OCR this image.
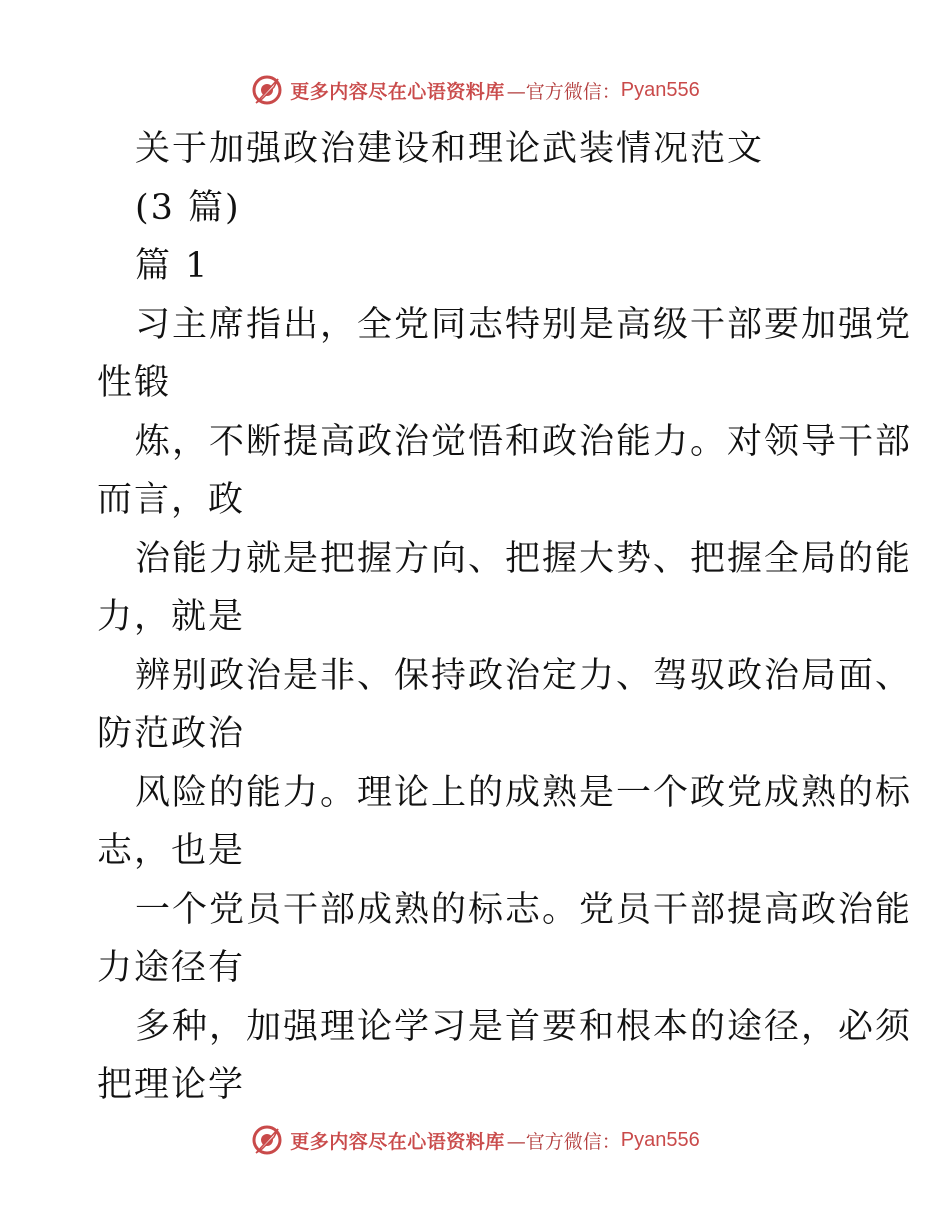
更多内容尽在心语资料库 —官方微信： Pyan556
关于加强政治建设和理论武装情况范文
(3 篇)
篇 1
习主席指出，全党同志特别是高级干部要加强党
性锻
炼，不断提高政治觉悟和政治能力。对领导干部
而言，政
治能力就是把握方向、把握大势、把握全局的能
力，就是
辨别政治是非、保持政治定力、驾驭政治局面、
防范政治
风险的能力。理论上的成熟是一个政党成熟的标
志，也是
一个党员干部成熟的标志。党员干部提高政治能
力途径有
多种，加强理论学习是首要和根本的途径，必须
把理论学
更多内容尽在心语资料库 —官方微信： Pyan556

★ ★ ★ ★

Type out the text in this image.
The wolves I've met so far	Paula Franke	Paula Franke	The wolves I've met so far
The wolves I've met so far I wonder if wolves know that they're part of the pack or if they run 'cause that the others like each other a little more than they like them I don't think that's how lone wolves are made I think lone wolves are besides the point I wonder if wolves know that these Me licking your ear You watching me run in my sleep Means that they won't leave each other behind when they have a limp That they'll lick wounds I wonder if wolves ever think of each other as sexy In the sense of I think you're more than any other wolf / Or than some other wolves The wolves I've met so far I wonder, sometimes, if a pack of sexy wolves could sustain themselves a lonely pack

★ ★ ★ ★

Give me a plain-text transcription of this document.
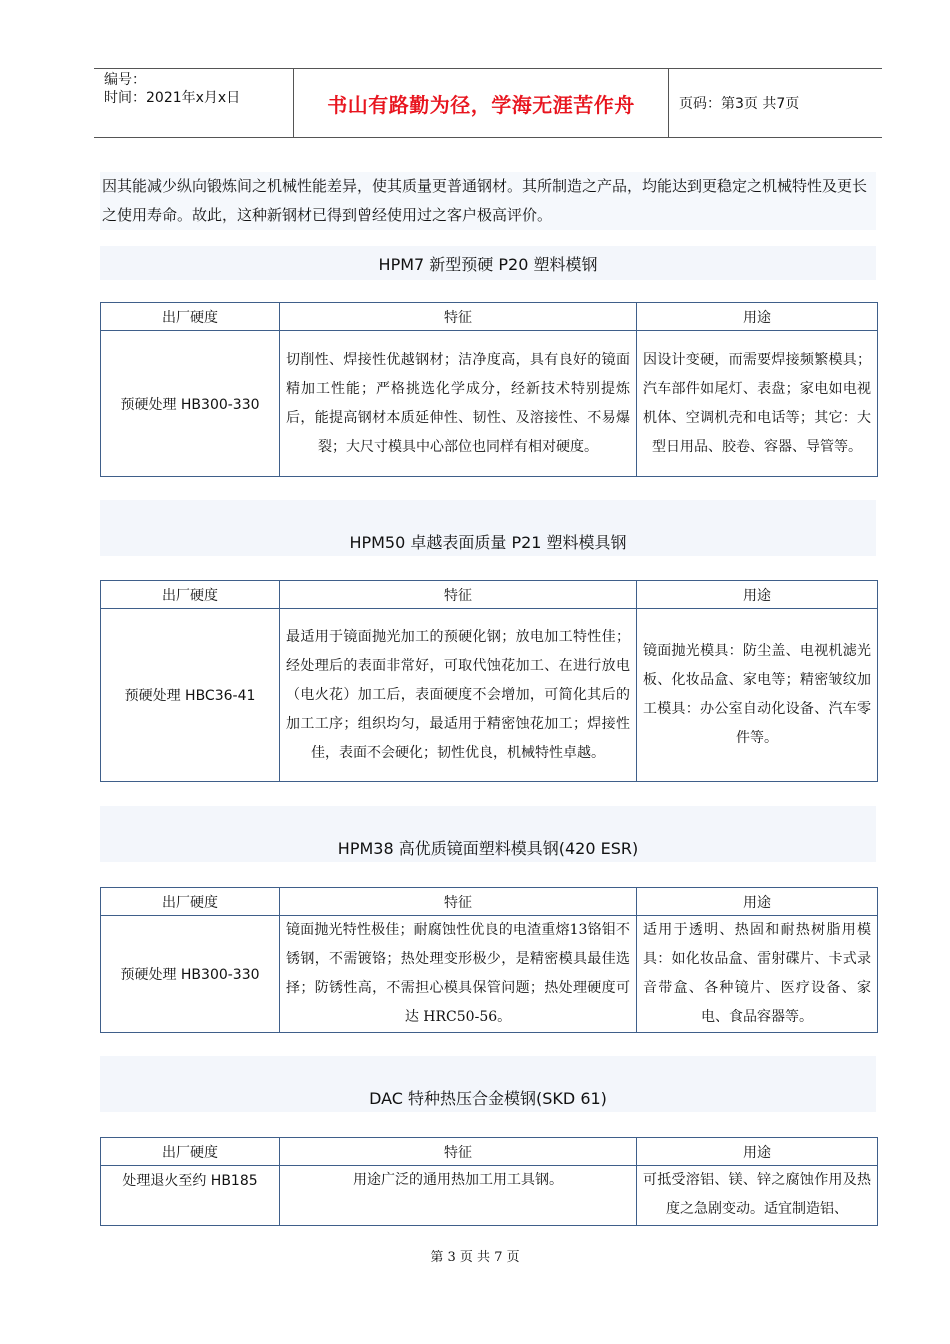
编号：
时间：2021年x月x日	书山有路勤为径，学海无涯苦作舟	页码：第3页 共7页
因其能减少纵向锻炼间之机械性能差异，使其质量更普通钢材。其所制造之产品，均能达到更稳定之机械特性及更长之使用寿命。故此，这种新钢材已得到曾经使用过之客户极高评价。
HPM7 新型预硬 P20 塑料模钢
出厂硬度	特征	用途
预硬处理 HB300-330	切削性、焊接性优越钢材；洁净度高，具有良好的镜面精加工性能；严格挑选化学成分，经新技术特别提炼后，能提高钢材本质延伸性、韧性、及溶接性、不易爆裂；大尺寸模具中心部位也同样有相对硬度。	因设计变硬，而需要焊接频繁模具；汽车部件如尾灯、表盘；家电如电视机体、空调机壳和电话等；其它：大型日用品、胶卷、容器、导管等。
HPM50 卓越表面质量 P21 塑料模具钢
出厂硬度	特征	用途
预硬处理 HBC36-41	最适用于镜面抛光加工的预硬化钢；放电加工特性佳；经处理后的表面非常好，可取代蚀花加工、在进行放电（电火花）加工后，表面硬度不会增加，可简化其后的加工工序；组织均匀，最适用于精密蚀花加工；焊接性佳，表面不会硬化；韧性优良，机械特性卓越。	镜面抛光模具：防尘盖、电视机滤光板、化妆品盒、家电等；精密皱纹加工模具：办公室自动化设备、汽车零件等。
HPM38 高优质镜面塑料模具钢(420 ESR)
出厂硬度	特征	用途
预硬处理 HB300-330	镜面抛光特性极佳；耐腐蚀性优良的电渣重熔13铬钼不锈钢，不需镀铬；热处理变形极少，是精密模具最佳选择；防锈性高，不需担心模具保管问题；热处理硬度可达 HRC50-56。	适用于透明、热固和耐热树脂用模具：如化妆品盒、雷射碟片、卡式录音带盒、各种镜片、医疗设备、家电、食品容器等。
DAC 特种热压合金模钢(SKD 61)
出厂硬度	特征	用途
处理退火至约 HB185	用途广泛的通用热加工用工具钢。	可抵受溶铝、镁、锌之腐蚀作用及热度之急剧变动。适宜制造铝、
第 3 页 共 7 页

★ ★ ★ ★

§ **Exercise**: Copy each line above that contains the word "image".

§ **Exercise output**:
OCR this image.
Type out the text in this image.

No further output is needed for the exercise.